Extract to read:
↓
UNITED STATES DISTRICT COURT EASTERN DISTRICT OF TENNESSEE AT KNOXVILLE
Dec 12, 2018
No. 3:18-cv-00221 (E.D. Tenn. Dec. 12, 2018)

Opinion

No. 3:18-cv-00221

12-12-2018

CLETUS FRANKLIN, Plaintiff, v. ANTHONY HILL and JOHN DOES, Defendants.


REEVES/GUYTON

MEMORANDUM AND ORDER

This is a pro se prisoner's complaint filed under 42 U.S.C. § 1983. Now before the Court is Defendant Hill's motion to dismiss for failure to state a claim and/or for summary judgment [Doc. 11]. Plaintiff has not filed a response to this motion and the time for doing so has passed [Doc. 15 (granting Plaintiff's motion for extension of time to file a response and providing Plaintiff up to and including November 1, 2018, to do so)]. As such, Plaintiff has waived any opposition thereto beyond facts alleged under penalty of perjury in his complaint. E.D. Tenn. L.R. 7.2; Elmore v. Evans, 449 F. Supp. 2, 3 (E.D. Tenn. 1976), aff'd 577 F.2d 740 (6th Cir. 1978).

For the reasons set forth below, however, Defendant Hill's motion to dismiss and/or for summary judgment [Doc. 11] will be GRANTED in part only to the extent that Plaintiff's claims against all Defendants in their official capacities will be DISMISSED. Defendant Hill's motion to dismiss and/or for summary judgment [Id.] will be DENIED in part, however, to the extent that it seeks dismissal due to failure to exhaust administrative remedies and failure to state a claim based on the taking of Plaintiff's religious books and for conspiracy.

Further, as the Court inadvertently entered a memorandum opinion [Doc. 17] with the style of this case that incorporated the filings of a separate case, that memorandum opinion [Id.] will be VACATED and the parties are therefore DIRECTED to disregard that memorandum opinion [Doc. 17].
↑
Using the information:
a) According to the court order, by what date was the plaintiff allowed to file a response to the motion?
b) Write a continuation of the court order, starting after its last sentence.
The data that follow come from a different source than the court order.

Data provided:
↓
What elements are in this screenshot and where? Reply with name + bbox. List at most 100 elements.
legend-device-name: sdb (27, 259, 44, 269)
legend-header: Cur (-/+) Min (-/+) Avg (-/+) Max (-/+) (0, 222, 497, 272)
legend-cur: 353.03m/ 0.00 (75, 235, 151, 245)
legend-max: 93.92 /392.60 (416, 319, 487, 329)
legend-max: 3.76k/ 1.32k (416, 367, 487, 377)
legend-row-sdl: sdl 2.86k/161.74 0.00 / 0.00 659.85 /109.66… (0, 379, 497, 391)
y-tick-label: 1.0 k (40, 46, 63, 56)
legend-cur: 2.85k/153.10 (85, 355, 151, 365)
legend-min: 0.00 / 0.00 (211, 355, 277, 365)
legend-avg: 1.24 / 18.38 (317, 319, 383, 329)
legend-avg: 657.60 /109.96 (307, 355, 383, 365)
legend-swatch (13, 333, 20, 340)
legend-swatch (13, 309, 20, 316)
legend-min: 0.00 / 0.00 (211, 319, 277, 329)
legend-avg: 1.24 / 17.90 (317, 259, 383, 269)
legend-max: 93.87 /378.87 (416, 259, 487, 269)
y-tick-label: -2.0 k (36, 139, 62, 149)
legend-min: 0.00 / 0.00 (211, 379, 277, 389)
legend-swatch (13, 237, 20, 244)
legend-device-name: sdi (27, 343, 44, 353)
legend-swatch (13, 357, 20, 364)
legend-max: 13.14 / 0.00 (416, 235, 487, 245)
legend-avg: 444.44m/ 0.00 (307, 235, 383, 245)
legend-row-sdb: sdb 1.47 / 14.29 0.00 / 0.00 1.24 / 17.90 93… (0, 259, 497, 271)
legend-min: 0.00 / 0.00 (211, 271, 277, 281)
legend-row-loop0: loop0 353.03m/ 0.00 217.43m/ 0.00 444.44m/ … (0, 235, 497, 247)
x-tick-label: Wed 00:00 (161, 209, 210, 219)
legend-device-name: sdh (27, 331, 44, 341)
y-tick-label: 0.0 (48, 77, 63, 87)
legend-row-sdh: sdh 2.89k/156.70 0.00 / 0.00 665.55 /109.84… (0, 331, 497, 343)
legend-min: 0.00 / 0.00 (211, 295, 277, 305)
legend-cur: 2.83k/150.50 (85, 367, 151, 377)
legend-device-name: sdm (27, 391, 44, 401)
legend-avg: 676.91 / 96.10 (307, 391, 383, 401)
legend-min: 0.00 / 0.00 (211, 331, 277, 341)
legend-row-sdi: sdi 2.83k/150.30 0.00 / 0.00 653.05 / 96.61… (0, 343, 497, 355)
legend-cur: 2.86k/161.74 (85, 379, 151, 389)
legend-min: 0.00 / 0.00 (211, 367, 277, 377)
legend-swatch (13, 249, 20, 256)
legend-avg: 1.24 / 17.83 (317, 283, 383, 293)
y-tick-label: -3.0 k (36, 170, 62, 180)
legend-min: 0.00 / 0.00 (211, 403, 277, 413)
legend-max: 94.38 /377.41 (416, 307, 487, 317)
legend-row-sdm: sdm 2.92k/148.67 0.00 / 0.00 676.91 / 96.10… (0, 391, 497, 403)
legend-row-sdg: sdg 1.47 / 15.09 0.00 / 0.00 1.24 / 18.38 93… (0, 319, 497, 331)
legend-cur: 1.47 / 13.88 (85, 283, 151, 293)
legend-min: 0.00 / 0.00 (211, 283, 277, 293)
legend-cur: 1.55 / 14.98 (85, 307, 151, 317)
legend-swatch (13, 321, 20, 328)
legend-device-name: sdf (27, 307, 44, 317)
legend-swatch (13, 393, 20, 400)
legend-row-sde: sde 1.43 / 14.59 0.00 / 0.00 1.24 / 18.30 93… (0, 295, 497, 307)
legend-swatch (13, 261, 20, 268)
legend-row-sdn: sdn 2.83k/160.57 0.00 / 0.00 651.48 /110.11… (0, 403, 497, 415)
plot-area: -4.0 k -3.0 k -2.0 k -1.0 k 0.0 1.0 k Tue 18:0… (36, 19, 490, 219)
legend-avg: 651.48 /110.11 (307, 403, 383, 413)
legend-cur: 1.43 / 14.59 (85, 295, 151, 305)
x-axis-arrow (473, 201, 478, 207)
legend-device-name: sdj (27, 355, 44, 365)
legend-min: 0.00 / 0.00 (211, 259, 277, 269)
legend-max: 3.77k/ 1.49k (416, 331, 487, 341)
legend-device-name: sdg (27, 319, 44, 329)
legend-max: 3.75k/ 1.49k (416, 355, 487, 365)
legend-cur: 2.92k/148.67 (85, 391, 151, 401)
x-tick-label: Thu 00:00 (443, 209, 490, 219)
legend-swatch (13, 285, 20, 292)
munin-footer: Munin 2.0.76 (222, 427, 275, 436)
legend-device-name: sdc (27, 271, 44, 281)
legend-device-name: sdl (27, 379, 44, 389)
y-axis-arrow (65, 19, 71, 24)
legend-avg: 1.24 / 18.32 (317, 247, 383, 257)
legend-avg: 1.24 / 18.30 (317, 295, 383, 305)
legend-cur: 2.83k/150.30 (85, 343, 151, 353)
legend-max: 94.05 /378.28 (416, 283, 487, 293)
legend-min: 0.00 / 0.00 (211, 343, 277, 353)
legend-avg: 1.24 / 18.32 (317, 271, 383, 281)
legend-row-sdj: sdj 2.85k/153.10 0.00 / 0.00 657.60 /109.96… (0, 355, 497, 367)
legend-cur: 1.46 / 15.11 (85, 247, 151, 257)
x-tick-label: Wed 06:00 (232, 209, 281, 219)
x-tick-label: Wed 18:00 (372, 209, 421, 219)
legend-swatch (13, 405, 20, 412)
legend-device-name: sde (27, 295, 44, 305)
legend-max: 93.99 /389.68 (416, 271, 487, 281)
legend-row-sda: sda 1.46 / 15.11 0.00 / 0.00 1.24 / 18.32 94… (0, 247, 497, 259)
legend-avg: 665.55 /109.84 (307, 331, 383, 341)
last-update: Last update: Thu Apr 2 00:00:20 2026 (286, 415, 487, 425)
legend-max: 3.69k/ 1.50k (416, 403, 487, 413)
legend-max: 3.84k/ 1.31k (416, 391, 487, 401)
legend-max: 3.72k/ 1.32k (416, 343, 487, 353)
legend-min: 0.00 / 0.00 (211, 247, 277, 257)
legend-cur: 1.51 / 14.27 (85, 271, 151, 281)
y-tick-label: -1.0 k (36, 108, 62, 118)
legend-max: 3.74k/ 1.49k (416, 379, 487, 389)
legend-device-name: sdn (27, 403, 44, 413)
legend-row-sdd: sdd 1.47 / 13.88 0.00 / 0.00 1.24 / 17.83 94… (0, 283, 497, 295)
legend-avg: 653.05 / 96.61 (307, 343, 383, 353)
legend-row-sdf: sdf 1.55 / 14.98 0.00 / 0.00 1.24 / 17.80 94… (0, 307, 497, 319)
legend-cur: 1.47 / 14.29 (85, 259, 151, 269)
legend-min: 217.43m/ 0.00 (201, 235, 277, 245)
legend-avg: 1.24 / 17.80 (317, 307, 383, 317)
↑
Answers in order:
a) November 1, 2018.

b)
I. STANDARD OF REVIEW

A. Exhaustion

As Defendant Hill relies on affidavits and grievance records that are not referred to in the complaint or public records to assert that Plaintiff did not exhaust his administrative remedies for his claims, the Court applies the summary judgment standard to this argument. Fed. R. Civ. P. 12(d); Kassem v. Ocwen Loan Serv., LLC, 704 F. App'x 429, 432 (6th Cir. 2017) (providing that "[u]nder a well-established exception to Rule 12(d), courts may consider documents attached to a Rule 12(b)(6) or 12(c) motion without converting either into a summary judgment motion if the attached materials are: (i) referred to in the plaintiff's complaint and are central to the claims or (ii) matters of public record").

Under Rule 56(a) of the Federal Rules of Civil Procedure, "[t]he court shall grant summary judgment if the movant shows that there is no genuine dispute as to any material fact and the movant is entitled to judgment as a matter of law." In ruling on such a motion, the court must draw all reasonable inferences in favor of the nonmoving party. McLean v. 988011 Ontario Ltd, 224 F.3d 797, 800 (6th Cir. 2000). "Summary judgment is proper if the evidence, taken in the light most favorable to the nonmoving party, shows that there are no genuine issues of material fact and that the moving party is entitled to judgment as a matter of law." Hartman v. Great Seneca Fin. Corp., 569 F.3d 606, 611 (6th Cir. 2009) (quoting Mazur v. Young, 507, F.3d 1013, 1016 (6th Cir. 2007)).

The moving party has the burden of conclusively showing the lack of any genuine issue of material fact. Smith v. Hudson, 600 F.2d 60, 63 (6th Cir. 1979). To successfully oppose a motion for summary judgment, a party "must set forth specific facts showing that there is a genuine issue for trial" and "may not rest upon the mere allegations or denials of his pleading." Anderson v. Liberty Lobby, Inc., 47 U.S. 242, 248 (1986) (quoting First Nat'l Bank of Arizona v. Cities Serv. Co., 391 U.S. 253, 288-89 (1968)).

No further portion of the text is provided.